■ Problem to solve
Can you output the material exactly as written, minus any pictures it holds?

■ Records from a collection
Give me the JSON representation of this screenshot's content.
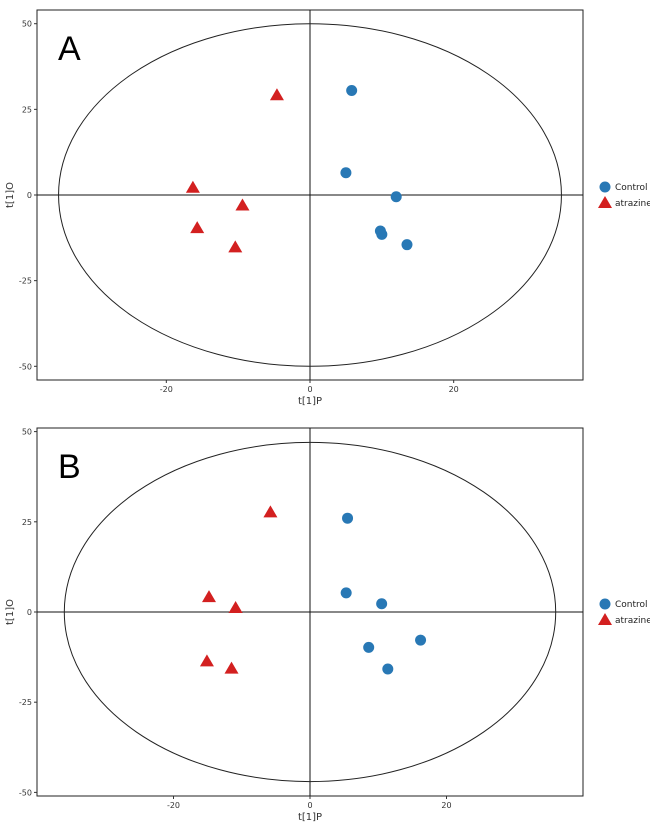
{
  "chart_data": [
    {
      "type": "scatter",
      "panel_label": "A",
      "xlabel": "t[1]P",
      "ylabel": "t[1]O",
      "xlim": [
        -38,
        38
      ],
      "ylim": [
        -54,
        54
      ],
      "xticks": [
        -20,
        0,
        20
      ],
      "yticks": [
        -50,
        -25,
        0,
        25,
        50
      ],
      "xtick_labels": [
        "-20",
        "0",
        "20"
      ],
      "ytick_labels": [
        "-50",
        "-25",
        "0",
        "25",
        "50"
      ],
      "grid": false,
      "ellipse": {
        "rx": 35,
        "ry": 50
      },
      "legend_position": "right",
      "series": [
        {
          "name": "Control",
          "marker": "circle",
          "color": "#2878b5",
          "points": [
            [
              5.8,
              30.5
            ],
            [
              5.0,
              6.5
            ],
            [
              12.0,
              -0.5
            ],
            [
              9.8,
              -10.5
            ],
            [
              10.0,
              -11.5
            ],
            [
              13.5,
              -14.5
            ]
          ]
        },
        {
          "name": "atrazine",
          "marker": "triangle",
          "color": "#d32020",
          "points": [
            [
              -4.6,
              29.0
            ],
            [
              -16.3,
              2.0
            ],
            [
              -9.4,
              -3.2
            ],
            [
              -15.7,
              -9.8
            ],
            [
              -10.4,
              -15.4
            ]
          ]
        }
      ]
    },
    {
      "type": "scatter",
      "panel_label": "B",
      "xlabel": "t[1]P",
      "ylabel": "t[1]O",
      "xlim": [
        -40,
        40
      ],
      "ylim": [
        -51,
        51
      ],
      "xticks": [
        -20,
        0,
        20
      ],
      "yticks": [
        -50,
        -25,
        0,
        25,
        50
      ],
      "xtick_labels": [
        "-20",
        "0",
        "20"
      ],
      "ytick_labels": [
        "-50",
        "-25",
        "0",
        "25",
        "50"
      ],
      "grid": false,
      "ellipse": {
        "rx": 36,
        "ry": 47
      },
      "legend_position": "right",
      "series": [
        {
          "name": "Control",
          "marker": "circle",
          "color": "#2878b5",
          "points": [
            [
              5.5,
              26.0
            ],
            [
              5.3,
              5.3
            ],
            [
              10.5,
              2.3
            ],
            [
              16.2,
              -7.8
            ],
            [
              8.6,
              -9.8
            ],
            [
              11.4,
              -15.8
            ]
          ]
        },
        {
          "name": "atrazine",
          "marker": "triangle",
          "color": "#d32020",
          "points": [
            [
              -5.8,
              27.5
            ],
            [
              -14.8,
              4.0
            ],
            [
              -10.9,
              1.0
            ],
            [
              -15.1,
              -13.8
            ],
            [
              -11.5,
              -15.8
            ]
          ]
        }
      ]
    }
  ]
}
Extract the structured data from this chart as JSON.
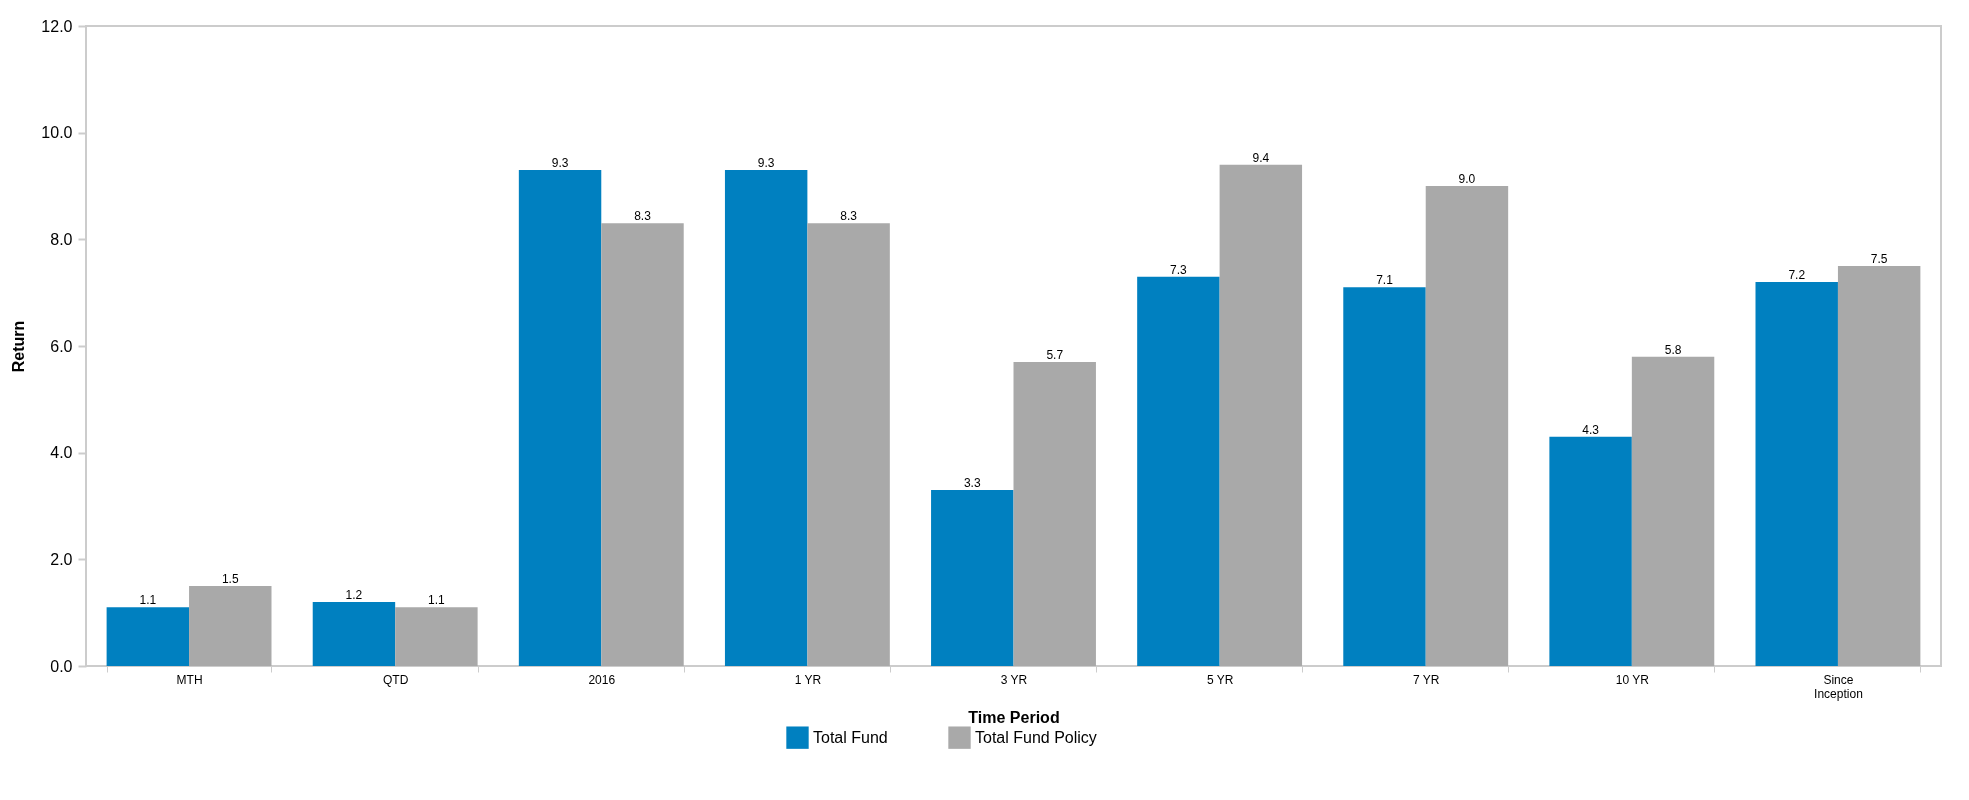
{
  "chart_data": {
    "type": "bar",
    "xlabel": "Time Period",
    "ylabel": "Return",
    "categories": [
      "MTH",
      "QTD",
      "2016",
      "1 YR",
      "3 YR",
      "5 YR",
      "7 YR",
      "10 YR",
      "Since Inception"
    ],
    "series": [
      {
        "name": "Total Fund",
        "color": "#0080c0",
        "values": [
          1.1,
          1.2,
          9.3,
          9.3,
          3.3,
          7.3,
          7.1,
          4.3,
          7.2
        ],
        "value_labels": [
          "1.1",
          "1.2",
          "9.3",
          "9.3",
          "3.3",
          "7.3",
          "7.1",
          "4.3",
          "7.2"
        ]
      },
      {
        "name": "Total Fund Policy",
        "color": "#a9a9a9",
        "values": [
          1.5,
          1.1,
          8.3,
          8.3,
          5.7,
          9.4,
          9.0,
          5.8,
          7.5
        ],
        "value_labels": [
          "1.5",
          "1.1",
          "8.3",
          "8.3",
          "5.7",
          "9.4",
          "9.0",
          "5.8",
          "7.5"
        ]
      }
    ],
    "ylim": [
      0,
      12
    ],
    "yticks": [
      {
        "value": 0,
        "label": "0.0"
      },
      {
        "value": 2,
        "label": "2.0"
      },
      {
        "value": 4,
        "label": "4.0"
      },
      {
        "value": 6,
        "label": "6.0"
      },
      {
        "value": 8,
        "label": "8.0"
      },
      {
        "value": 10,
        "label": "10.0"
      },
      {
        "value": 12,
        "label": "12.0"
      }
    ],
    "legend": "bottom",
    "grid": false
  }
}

■ The completed task
Give me the JSON representation of this screenshot's content.
{
  "chart_data": [
    {
      "type": "scatter",
      "panel_label": "A",
      "xlabel": "t[1]P",
      "ylabel": "t[1]O",
      "xlim": [
        -38,
        38
      ],
      "ylim": [
        -54,
        54
      ],
      "xticks": [
        -20,
        0,
        20
      ],
      "yticks": [
        -50,
        -25,
        0,
        25,
        50
      ],
      "xtick_labels": [
        "-20",
        "0",
        "20"
      ],
      "ytick_labels": [
        "-50",
        "-25",
        "0",
        "25",
        "50"
      ],
      "grid": false,
      "ellipse": {
        "rx": 35,
        "ry": 50
      },
      "legend_position": "right",
      "series": [
        {
          "name": "Control",
          "marker": "circle",
          "color": "#2878b5",
          "points": [
            [
              5.8,
              30.5
            ],
            [
              5.0,
              6.5
            ],
            [
              12.0,
              -0.5
            ],
            [
              9.8,
              -10.5
            ],
            [
              10.0,
              -11.5
            ],
            [
              13.5,
              -14.5
            ]
          ]
        },
        {
          "name": "atrazine",
          "marker": "triangle",
          "color": "#d32020",
          "points": [
            [
              -4.6,
              29.0
            ],
            [
              -16.3,
              2.0
            ],
            [
              -9.4,
              -3.2
            ],
            [
              -15.7,
              -9.8
            ],
            [
              -10.4,
              -15.4
            ]
          ]
        }
      ]
    },
    {
      "type": "scatter",
      "panel_label": "B",
      "xlabel": "t[1]P",
      "ylabel": "t[1]O",
      "xlim": [
        -40,
        40
      ],
      "ylim": [
        -51,
        51
      ],
      "xticks": [
        -20,
        0,
        20
      ],
      "yticks": [
        -50,
        -25,
        0,
        25,
        50
      ],
      "xtick_labels": [
        "-20",
        "0",
        "20"
      ],
      "ytick_labels": [
        "-50",
        "-25",
        "0",
        "25",
        "50"
      ],
      "grid": false,
      "ellipse": {
        "rx": 36,
        "ry": 47
      },
      "legend_position": "right",
      "series": [
        {
          "name": "Control",
          "marker": "circle",
          "color": "#2878b5",
          "points": [
            [
              5.5,
              26.0
            ],
            [
              5.3,
              5.3
            ],
            [
              10.5,
              2.3
            ],
            [
              16.2,
              -7.8
            ],
            [
              8.6,
              -9.8
            ],
            [
              11.4,
              -15.8
            ]
          ]
        },
        {
          "name": "atrazine",
          "marker": "triangle",
          "color": "#d32020",
          "points": [
            [
              -5.8,
              27.5
            ],
            [
              -14.8,
              4.0
            ],
            [
              -10.9,
              1.0
            ],
            [
              -15.1,
              -13.8
            ],
            [
              -11.5,
              -15.8
            ]
          ]
        }
      ]
    }
  ]
}
Extract the structured data from this chart as JSON.
{
  "chart_data": {
    "type": "bar",
    "xlabel": "Time Period",
    "ylabel": "Return",
    "categories": [
      "MTH",
      "QTD",
      "2016",
      "1 YR",
      "3 YR",
      "5 YR",
      "7 YR",
      "10 YR",
      "Since Inception"
    ],
    "series": [
      {
        "name": "Total Fund",
        "color": "#0080c0",
        "values": [
          1.1,
          1.2,
          9.3,
          9.3,
          3.3,
          7.3,
          7.1,
          4.3,
          7.2
        ],
        "value_labels": [
          "1.1",
          "1.2",
          "9.3",
          "9.3",
          "3.3",
          "7.3",
          "7.1",
          "4.3",
          "7.2"
        ]
      },
      {
        "name": "Total Fund Policy",
        "color": "#a9a9a9",
        "values": [
          1.5,
          1.1,
          8.3,
          8.3,
          5.7,
          9.4,
          9.0,
          5.8,
          7.5
        ],
        "value_labels": [
          "1.5",
          "1.1",
          "8.3",
          "8.3",
          "5.7",
          "9.4",
          "9.0",
          "5.8",
          "7.5"
        ]
      }
    ],
    "ylim": [
      0,
      12
    ],
    "yticks": [
      {
        "value": 0,
        "label": "0.0"
      },
      {
        "value": 2,
        "label": "2.0"
      },
      {
        "value": 4,
        "label": "4.0"
      },
      {
        "value": 6,
        "label": "6.0"
      },
      {
        "value": 8,
        "label": "8.0"
      },
      {
        "value": 10,
        "label": "10.0"
      },
      {
        "value": 12,
        "label": "12.0"
      }
    ],
    "legend": "bottom",
    "grid": false
  }
}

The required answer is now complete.